▶ Direction:
Pull out each line of the records holding the string "Socioeconomic".

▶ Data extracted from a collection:
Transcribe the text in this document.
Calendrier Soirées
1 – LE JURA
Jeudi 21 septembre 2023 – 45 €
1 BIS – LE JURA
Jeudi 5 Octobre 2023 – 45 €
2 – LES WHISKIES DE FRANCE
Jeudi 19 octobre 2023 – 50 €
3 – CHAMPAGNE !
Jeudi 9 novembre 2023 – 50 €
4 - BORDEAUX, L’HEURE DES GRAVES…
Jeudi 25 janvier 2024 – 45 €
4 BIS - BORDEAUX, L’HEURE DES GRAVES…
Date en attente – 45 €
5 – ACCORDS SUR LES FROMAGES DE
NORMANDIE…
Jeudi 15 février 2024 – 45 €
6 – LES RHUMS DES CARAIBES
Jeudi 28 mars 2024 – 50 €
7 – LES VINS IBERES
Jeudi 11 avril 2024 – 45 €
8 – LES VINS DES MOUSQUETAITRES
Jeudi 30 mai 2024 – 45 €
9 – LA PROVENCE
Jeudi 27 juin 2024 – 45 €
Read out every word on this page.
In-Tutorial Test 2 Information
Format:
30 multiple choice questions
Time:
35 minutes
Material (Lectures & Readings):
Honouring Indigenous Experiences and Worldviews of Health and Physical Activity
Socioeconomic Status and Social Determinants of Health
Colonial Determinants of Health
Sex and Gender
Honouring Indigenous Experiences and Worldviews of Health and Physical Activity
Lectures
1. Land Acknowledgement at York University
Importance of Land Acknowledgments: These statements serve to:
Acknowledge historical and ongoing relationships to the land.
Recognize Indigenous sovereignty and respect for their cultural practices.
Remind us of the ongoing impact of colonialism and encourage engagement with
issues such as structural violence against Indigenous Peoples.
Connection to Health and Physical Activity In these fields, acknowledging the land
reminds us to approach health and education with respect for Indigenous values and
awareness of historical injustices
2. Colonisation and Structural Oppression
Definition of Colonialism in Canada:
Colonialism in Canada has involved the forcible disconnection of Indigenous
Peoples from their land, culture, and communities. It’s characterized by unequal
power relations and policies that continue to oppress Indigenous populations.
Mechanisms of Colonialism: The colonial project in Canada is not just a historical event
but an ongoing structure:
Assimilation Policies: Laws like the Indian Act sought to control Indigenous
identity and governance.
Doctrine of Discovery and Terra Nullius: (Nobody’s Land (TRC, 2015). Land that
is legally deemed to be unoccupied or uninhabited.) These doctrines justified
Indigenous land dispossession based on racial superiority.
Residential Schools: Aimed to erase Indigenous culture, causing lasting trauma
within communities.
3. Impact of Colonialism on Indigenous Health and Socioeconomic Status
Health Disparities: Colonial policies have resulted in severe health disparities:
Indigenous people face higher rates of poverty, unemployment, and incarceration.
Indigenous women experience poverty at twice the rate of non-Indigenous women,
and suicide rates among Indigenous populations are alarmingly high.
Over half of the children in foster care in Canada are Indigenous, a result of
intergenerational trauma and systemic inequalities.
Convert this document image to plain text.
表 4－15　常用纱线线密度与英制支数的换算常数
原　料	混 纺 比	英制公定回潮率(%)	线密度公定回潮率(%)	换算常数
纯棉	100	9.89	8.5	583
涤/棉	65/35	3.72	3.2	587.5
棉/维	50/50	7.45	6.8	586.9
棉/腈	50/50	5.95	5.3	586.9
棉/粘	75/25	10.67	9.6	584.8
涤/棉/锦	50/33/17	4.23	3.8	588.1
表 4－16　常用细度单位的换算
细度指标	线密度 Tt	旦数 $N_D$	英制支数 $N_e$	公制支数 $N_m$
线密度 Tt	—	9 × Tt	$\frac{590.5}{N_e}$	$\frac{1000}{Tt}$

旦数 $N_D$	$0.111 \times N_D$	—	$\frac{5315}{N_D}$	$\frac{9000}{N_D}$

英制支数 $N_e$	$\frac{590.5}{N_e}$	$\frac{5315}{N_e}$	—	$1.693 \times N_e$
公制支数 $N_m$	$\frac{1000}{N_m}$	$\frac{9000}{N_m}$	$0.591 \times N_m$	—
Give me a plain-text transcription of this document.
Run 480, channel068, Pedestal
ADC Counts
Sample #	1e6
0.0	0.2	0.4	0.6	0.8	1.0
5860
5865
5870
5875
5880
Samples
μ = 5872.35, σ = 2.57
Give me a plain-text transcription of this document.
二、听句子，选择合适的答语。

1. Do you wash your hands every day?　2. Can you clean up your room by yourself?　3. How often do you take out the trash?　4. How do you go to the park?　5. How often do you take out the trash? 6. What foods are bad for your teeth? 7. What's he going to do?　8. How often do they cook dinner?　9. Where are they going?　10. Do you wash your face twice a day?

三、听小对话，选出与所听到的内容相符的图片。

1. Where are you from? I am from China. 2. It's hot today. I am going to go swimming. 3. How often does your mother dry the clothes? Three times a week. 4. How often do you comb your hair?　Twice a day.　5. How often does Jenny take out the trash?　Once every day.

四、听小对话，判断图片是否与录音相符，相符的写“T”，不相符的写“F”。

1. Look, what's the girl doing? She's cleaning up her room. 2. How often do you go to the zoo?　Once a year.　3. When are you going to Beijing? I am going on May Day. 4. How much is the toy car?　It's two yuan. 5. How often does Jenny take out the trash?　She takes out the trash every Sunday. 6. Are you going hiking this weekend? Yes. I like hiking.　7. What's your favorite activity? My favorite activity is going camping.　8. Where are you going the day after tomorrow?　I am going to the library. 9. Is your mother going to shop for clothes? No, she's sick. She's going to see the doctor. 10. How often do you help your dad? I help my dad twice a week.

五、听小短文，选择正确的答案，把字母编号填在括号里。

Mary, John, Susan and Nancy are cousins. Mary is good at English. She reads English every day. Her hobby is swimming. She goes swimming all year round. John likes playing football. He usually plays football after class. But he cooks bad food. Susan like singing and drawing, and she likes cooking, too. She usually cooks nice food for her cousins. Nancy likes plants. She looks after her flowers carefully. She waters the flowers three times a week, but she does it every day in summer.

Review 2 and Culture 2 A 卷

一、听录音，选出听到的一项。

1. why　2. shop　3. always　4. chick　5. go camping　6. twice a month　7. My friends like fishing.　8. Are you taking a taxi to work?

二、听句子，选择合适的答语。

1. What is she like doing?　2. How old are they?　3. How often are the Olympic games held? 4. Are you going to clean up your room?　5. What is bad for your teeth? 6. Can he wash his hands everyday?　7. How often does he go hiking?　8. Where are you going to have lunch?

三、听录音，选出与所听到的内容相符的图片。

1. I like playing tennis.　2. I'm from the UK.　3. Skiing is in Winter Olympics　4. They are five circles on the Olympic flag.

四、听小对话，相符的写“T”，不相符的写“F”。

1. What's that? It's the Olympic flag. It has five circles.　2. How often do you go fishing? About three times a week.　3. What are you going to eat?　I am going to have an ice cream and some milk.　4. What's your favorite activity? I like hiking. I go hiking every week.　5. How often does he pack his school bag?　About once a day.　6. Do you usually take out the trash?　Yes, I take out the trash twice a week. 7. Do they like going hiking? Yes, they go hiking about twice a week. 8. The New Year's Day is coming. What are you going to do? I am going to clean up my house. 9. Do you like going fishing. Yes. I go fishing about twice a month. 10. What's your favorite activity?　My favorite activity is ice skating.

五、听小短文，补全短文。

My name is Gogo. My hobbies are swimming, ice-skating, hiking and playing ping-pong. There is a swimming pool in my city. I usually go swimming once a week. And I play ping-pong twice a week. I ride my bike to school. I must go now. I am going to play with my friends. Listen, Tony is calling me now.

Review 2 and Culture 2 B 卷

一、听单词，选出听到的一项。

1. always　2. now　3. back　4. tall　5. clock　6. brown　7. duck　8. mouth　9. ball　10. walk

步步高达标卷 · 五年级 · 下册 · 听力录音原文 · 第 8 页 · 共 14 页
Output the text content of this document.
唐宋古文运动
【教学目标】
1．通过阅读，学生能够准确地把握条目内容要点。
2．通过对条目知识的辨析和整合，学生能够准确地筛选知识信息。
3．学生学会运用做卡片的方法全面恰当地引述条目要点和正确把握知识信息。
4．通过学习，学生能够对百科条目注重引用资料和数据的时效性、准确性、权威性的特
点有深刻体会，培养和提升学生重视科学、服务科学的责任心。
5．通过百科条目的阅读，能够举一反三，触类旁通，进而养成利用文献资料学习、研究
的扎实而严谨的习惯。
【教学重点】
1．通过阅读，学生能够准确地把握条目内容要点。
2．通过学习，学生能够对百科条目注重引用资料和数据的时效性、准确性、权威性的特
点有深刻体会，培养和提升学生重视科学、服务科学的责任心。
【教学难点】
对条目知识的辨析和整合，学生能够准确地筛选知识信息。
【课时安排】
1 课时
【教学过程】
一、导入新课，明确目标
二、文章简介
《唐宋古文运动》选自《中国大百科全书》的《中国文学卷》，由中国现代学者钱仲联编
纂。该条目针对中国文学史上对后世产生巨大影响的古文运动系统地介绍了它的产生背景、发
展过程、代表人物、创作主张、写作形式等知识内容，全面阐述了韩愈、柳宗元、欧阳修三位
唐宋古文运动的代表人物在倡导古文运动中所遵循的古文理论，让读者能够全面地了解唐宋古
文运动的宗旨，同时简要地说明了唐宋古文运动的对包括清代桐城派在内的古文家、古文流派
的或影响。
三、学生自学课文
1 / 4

▶ Exercise response:
Socioeconomic Status and Social Determinants of Health
3. Impact of Colonialism on Indigenous Health and Socioeconomic Status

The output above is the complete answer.